__Entries with figure data__:

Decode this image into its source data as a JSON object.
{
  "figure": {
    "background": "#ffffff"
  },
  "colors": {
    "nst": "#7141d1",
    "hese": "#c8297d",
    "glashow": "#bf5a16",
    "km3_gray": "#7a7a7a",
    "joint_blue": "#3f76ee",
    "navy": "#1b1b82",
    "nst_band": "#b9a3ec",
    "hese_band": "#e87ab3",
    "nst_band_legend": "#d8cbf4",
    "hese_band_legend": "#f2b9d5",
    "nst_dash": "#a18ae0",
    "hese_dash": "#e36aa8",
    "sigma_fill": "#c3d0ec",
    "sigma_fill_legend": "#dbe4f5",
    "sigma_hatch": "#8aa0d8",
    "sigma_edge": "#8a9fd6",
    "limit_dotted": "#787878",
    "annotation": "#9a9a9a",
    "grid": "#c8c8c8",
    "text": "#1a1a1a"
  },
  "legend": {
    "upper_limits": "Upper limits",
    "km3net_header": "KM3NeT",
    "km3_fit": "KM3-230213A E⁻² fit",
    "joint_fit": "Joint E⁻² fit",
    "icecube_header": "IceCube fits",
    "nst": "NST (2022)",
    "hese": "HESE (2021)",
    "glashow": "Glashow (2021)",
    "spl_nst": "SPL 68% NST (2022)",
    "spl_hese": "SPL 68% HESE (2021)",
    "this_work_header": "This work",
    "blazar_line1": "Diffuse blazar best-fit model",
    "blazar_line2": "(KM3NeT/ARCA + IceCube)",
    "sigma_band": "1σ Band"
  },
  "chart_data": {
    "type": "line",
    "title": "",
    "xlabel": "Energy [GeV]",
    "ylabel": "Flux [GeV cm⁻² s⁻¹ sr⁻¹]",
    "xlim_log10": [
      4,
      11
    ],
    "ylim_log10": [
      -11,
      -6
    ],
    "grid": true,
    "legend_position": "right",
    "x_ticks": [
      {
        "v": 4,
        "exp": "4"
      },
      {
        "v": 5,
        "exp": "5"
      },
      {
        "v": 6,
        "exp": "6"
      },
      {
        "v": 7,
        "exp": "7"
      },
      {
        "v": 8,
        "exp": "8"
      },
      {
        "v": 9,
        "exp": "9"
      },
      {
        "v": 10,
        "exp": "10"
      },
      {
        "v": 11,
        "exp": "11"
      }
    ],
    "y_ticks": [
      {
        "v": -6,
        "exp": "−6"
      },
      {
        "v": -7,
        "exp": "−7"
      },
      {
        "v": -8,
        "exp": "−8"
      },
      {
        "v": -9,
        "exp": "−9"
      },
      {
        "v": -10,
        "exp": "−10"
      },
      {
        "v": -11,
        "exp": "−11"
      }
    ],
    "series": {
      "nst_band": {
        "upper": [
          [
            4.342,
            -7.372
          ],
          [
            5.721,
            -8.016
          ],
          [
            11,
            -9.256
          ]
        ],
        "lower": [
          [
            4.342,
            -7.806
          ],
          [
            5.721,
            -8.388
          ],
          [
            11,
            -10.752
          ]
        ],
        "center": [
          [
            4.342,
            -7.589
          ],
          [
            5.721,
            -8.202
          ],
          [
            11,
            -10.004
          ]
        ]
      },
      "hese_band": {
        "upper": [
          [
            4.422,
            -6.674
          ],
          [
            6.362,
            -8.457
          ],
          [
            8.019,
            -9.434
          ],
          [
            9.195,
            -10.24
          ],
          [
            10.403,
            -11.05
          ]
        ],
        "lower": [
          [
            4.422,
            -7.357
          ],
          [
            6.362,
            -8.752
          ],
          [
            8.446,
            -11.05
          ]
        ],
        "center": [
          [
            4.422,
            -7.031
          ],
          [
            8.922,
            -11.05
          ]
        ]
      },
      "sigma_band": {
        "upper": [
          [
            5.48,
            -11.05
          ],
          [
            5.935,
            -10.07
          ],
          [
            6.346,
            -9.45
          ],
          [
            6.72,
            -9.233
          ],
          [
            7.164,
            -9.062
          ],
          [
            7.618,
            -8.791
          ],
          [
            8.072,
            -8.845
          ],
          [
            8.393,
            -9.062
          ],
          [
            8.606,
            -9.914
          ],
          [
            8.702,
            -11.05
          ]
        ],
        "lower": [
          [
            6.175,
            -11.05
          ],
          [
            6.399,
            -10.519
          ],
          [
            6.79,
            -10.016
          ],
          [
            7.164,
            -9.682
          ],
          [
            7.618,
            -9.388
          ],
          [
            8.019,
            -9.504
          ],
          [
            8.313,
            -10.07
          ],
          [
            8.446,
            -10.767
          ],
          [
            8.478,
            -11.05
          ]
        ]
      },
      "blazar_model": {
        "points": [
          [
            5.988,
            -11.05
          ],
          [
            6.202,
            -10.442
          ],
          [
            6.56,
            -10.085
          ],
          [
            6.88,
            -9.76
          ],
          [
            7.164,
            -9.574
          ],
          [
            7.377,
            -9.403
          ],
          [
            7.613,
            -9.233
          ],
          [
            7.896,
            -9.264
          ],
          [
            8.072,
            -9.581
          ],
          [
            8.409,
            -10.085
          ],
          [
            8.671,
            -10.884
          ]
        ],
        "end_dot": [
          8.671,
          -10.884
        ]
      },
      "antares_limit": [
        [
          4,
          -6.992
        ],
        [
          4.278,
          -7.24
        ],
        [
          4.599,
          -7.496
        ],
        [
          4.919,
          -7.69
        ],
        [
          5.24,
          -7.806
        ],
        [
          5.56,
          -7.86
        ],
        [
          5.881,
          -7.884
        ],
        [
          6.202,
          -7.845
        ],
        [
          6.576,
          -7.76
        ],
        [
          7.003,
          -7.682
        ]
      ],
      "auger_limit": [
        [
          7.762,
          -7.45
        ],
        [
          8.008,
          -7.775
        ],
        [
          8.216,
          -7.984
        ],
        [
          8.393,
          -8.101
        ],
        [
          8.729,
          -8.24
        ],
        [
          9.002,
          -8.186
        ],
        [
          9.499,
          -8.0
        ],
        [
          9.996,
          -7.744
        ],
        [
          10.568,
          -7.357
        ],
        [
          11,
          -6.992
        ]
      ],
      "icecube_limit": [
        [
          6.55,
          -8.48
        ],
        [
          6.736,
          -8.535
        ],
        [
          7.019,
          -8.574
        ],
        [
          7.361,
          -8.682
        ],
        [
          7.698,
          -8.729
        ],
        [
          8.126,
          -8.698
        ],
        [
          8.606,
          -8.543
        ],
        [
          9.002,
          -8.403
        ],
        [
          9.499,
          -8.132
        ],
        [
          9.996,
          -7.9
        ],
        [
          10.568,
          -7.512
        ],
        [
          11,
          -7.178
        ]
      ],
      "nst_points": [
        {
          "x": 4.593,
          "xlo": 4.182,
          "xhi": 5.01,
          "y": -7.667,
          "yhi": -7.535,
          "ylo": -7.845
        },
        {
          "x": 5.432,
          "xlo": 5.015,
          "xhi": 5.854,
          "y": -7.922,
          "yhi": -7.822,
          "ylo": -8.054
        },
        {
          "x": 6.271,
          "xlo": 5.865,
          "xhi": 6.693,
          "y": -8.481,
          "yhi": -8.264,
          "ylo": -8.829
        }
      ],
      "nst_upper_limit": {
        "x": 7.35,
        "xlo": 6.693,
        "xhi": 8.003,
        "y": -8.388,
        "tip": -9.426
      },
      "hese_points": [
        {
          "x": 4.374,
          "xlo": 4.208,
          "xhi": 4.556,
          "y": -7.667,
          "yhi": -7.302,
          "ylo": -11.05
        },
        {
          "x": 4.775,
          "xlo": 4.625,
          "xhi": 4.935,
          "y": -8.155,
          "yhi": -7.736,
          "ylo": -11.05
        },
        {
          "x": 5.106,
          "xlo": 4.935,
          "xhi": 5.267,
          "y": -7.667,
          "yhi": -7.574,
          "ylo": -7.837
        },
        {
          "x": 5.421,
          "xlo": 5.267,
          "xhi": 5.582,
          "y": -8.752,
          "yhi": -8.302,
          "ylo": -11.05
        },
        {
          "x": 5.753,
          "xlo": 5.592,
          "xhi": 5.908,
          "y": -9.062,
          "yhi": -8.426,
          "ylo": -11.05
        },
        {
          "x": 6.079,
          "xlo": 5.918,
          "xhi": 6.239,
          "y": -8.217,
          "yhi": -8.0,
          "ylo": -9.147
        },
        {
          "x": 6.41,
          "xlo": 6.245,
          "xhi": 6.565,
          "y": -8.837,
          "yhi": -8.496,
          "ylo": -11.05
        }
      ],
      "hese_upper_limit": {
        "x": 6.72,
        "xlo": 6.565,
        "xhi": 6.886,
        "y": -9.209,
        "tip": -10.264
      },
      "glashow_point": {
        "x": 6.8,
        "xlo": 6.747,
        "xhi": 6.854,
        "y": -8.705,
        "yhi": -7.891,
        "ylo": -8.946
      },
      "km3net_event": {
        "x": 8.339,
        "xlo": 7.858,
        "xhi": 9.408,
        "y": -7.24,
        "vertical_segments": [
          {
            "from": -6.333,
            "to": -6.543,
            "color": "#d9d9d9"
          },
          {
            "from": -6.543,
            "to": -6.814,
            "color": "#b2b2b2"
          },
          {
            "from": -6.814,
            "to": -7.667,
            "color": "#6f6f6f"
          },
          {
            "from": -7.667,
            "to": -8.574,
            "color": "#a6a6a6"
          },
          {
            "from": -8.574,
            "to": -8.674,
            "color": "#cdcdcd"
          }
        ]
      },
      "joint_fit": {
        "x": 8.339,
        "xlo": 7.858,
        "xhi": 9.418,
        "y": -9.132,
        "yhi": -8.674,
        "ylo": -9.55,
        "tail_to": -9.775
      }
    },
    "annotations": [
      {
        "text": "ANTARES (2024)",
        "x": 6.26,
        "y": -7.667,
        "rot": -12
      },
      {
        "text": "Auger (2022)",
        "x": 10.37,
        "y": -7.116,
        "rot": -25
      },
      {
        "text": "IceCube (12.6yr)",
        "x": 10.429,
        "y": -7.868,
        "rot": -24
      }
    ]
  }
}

__Exercise goal__:
Find how many lines hold the string "text", and state that number alone.

__Written response__:
4